The request>
Your task is to give the data again, exactly, with every line intact.

— begin Supplied data —

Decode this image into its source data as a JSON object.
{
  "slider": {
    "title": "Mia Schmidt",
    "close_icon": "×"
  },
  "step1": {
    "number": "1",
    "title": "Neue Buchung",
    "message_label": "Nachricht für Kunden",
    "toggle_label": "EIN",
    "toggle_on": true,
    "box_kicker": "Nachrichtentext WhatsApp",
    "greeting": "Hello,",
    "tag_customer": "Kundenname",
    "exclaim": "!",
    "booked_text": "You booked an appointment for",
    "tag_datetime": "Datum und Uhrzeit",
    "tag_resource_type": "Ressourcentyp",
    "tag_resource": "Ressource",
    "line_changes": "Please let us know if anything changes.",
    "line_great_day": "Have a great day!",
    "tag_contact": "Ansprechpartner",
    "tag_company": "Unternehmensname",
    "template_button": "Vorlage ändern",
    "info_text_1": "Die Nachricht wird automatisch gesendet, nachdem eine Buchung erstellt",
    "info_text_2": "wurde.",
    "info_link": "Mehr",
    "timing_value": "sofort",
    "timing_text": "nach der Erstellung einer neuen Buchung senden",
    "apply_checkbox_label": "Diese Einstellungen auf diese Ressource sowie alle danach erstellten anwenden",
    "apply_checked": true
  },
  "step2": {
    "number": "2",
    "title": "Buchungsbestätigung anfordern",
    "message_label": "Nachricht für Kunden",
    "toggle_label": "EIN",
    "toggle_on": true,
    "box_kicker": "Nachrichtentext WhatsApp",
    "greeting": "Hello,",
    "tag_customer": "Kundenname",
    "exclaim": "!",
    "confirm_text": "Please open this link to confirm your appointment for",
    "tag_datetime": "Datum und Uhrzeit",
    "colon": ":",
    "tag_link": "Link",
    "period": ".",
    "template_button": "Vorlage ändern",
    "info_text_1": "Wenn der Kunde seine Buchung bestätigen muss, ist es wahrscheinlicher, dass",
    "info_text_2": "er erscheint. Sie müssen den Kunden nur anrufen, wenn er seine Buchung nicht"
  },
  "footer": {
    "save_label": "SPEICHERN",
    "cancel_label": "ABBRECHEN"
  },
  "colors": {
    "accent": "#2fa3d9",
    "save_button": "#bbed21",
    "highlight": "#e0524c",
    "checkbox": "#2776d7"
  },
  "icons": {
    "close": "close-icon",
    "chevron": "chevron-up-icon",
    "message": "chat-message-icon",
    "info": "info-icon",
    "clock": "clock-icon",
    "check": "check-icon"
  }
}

— end Supplied data —

Result below>
Decode this image into its source data as a JSON object.
{
  "slider": {
    "title": "Mia Schmidt",
    "close_icon": "×"
  },
  "step1": {
    "number": "1",
    "title": "Neue Buchung",
    "message_label": "Nachricht für Kunden",
    "toggle_label": "EIN",
    "toggle_on": true,
    "box_kicker": "Nachrichtentext WhatsApp",
    "greeting": "Hello,",
    "tag_customer": "Kundenname",
    "exclaim": "!",
    "booked_text": "You booked an appointment for",
    "tag_datetime": "Datum und Uhrzeit",
    "tag_resource_type": "Ressourcentyp",
    "tag_resource": "Ressource",
    "line_changes": "Please let us know if anything changes.",
    "line_great_day": "Have a great day!",
    "tag_contact": "Ansprechpartner",
    "tag_company": "Unternehmensname",
    "template_button": "Vorlage ändern",
    "info_text_1": "Die Nachricht wird automatisch gesendet, nachdem eine Buchung erstellt",
    "info_text_2": "wurde.",
    "info_link": "Mehr",
    "timing_value": "sofort",
    "timing_text": "nach der Erstellung einer neuen Buchung senden",
    "apply_checkbox_label": "Diese Einstellungen auf diese Ressource sowie alle danach erstellten anwenden",
    "apply_checked": true
  },
  "step2": {
    "number": "2",
    "title": "Buchungsbestätigung anfordern",
    "message_label": "Nachricht für Kunden",
    "toggle_label": "EIN",
    "toggle_on": true,
    "box_kicker": "Nachrichtentext WhatsApp",
    "greeting": "Hello,",
    "tag_customer": "Kundenname",
    "exclaim": "!",
    "confirm_text": "Please open this link to confirm your appointment for",
    "tag_datetime": "Datum und Uhrzeit",
    "colon": ":",
    "tag_link": "Link",
    "period": ".",
    "template_button": "Vorlage ändern",
    "info_text_1": "Wenn der Kunde seine Buchung bestätigen muss, ist es wahrscheinlicher, dass",
    "info_text_2": "er erscheint. Sie müssen den Kunden nur anrufen, wenn er seine Buchung nicht"
  },
  "footer": {
    "save_label": "SPEICHERN",
    "cancel_label": "ABBRECHEN"
  },
  "colors": {
    "accent": "#2fa3d9",
    "save_button": "#bbed21",
    "highlight": "#e0524c",
    "checkbox": "#2776d7"
  },
  "icons": {
    "close": "close-icon",
    "chevron": "chevron-up-icon",
    "message": "chat-message-icon",
    "info": "info-icon",
    "clock": "clock-icon",
    "check": "check-icon"
  }
}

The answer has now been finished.